**PROBLEM**.
Rewrite the listing below as a Markdown table, from its first line through the line containing "page-body [38, 76, 566, 1079]", with both ends included and blank lines left out. Use a column named Row for the row number and a column named Line for the line.

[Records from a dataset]
+-------+

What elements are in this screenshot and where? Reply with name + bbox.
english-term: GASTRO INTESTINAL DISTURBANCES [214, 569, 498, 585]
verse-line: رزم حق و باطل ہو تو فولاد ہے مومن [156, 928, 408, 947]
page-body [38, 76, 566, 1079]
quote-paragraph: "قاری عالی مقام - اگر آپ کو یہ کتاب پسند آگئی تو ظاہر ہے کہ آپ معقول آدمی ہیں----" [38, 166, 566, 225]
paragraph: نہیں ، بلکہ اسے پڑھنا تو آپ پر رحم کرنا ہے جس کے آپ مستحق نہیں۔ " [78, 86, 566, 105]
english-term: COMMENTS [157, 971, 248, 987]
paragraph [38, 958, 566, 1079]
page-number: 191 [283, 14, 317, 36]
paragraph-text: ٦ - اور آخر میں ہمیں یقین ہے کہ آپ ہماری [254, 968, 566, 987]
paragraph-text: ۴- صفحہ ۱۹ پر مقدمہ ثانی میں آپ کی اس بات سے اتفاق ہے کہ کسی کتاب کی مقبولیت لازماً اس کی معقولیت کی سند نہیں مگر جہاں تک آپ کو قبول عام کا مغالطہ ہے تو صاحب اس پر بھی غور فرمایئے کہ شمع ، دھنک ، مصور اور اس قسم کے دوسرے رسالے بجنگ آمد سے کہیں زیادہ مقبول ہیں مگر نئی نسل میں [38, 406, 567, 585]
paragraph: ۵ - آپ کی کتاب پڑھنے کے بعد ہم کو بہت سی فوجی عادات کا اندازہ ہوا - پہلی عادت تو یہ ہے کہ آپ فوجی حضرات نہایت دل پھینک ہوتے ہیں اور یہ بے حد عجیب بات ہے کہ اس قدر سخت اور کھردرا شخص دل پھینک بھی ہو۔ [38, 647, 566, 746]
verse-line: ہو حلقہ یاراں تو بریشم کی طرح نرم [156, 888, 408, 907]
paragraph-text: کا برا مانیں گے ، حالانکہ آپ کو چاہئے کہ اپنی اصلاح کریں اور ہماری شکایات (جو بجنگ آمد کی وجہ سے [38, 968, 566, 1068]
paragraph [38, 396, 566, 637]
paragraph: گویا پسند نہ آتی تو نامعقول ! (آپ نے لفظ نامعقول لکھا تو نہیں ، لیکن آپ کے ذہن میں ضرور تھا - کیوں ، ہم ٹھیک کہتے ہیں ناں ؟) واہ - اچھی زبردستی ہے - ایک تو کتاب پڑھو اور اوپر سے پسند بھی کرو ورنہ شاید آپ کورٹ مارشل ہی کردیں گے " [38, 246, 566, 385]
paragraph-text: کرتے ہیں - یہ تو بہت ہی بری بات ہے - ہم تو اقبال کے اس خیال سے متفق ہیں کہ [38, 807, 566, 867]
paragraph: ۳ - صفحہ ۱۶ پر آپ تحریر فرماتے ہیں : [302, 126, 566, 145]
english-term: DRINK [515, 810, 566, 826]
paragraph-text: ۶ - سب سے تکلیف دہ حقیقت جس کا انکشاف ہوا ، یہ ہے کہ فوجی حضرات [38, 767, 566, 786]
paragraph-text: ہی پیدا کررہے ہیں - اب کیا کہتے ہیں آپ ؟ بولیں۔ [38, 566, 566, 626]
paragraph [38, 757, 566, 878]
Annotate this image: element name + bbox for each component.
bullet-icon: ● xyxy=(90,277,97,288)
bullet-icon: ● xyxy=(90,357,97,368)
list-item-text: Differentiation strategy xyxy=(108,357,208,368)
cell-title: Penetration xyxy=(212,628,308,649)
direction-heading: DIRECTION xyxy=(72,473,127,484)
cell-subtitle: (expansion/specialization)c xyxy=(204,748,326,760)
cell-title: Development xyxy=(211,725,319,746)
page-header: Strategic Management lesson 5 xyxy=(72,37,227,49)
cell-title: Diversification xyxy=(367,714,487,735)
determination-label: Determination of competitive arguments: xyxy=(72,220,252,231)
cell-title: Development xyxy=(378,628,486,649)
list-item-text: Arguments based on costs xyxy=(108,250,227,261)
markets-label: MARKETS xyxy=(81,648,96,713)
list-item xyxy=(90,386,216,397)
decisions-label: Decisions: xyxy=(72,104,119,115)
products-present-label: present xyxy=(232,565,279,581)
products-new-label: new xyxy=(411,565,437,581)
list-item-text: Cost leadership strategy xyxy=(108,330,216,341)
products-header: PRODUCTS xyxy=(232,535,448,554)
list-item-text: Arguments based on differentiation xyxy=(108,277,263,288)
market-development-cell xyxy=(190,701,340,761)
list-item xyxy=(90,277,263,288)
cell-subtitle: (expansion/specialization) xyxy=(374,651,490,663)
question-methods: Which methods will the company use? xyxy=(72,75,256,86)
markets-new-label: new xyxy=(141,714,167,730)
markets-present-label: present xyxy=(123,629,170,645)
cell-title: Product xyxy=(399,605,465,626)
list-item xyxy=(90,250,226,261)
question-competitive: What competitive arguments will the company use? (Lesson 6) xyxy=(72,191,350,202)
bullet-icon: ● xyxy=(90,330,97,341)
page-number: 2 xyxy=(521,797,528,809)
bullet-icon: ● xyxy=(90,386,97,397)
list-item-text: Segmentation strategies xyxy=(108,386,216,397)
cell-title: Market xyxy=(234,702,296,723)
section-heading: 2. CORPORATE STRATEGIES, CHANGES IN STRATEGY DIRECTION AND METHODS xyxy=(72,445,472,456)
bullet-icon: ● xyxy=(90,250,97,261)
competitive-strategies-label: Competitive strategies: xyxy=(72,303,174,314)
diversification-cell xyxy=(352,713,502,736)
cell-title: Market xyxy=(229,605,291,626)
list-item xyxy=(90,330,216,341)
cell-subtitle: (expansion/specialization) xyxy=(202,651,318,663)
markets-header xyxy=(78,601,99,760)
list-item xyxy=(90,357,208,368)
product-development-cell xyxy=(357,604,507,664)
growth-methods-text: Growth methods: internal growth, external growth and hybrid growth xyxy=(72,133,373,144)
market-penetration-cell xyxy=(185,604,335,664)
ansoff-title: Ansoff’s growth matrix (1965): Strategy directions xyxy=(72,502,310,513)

+-------+

**EXERCISE OUTPUT**.
| Row | Line |
|---|---|
| 1 | What elements are in this screenshot and where? Reply with name + bbox. |
| 2 | english-term: GASTRO INTESTINAL DISTURBANCES [214, 569, 498, 585] |
| 3 | verse-line: رزم حق و باطل ہو تو فولاد ہے مومن [156, 928, 408, 947] |
| 4 | page-body [38, 76, 566, 1079] |